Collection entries
□ □ □ □ □ □ □

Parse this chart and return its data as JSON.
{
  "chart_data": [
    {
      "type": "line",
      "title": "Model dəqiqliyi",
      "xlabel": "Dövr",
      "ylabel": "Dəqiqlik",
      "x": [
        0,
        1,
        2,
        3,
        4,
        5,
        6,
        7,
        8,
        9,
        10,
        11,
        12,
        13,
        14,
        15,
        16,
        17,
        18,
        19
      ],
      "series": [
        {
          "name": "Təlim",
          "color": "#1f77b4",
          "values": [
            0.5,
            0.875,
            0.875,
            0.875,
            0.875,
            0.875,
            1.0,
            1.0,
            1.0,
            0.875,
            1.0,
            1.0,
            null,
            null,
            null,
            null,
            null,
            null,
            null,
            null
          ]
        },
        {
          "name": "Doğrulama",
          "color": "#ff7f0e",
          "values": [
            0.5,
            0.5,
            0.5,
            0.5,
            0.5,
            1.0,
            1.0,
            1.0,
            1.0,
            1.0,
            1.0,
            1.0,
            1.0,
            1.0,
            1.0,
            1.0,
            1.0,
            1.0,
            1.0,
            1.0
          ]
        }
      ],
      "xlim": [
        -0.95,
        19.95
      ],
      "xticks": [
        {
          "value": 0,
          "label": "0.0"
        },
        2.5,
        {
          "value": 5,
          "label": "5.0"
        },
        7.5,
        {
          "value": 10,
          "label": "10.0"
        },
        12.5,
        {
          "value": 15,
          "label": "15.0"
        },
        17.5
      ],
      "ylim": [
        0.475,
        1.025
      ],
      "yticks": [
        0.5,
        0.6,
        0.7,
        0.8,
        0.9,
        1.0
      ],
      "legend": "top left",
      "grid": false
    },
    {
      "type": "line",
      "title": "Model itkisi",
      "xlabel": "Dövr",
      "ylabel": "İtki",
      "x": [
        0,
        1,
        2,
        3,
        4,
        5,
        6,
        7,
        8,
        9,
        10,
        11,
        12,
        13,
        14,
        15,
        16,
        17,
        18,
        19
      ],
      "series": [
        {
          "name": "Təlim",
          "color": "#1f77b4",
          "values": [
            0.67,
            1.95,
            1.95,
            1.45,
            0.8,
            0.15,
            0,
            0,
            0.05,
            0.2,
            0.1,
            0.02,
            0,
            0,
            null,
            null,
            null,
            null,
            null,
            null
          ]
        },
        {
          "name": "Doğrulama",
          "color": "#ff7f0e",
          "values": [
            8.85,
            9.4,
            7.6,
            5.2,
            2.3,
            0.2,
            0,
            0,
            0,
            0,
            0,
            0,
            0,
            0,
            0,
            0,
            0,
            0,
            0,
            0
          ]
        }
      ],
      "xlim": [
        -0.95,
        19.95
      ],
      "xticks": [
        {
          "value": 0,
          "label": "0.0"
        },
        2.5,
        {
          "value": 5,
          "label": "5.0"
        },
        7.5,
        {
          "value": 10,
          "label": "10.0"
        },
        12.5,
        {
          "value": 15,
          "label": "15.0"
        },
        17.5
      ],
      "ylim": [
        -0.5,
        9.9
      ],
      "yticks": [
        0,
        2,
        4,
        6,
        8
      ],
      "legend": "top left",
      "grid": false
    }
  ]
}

□ □ □ □ □ □ □

From the preceding material, extract every line exactly.

#### CORRECT ANSWER
Parse this chart and return its data as JSON.
{
  "chart_data": [
    {
      "type": "line",
      "title": "Model dəqiqliyi",
      "xlabel": "Dövr",
      "ylabel": "Dəqiqlik",
      "x": [
        0,
        1,
        2,
        3,
        4,
        5,
        6,
        7,
        8,
        9,
        10,
        11,
        12,
        13,
        14,
        15,
        16,
        17,
        18,
        19
      ],
      "series": [
        {
          "name": "Təlim",
          "color": "#1f77b4",
          "values": [
            0.5,
            0.875,
            0.875,
            0.875,
            0.875,
            0.875,
            1.0,
            1.0,
            1.0,
            0.875,
            1.0,
            1.0,
            null,
            null,
            null,
            null,
            null,
            null,
            null,
            null
          ]
        },
        {
          "name": "Doğrulama",
          "color": "#ff7f0e",
          "values": [
            0.5,
            0.5,
            0.5,
            0.5,
            0.5,
            1.0,
            1.0,
            1.0,
            1.0,
            1.0,
            1.0,
            1.0,
            1.0,
            1.0,
            1.0,
            1.0,
            1.0,
            1.0,
            1.0,
            1.0
          ]
        }
      ],
      "xlim": [
        -0.95,
        19.95
      ],
      "xticks": [
        {
          "value": 0,
          "label": "0.0"
        },
        2.5,
        {
          "value": 5,
          "label": "5.0"
        },
        7.5,
        {
          "value": 10,
          "label": "10.0"
        },
        12.5,
        {
          "value": 15,
          "label": "15.0"
        },
        17.5
      ],
      "ylim": [
        0.475,
        1.025
      ],
      "yticks": [
        0.5,
        0.6,
        0.7,
        0.8,
        0.9,
        1.0
      ],
      "legend": "top left",
      "grid": false
    },
    {
      "type": "line",
      "title": "Model itkisi",
      "xlabel": "Dövr",
      "ylabel": "İtki",
      "x": [
        0,
        1,
        2,
        3,
        4,
        5,
        6,
        7,
        8,
        9,
        10,
        11,
        12,
        13,
        14,
        15,
        16,
        17,
        18,
        19
      ],
      "series": [
        {
          "name": "Təlim",
          "color": "#1f77b4",
          "values": [
            0.67,
            1.95,
            1.95,
            1.45,
            0.8,
            0.15,
            0,
            0,
            0.05,
            0.2,
            0.1,
            0.02,
            0,
            0,
            null,
            null,
            null,
            null,
            null,
            null
          ]
        },
        {
          "name": "Doğrulama",
          "color": "#ff7f0e",
          "values": [
            8.85,
            9.4,
            7.6,
            5.2,
            2.3,
            0.2,
            0,
            0,
            0,
            0,
            0,
            0,
            0,
            0,
            0,
            0,
            0,
            0,
            0,
            0
          ]
        }
      ],
      "xlim": [
        -0.95,
        19.95
      ],
      "xticks": [
        {
          "value": 0,
          "label": "0.0"
        },
        2.5,
        {
          "value": 5,
          "label": "5.0"
        },
        7.5,
        {
          "value": 10,
          "label": "10.0"
        },
        12.5,
        {
          "value": 15,
          "label": "15.0"
        },
        17.5
      ],
      "ylim": [
        -0.5,
        9.9
      ],
      "yticks": [
        0,
        2,
        4,
        6,
        8
      ],
      "legend": "top left",
      "grid": false
    }
  ]
}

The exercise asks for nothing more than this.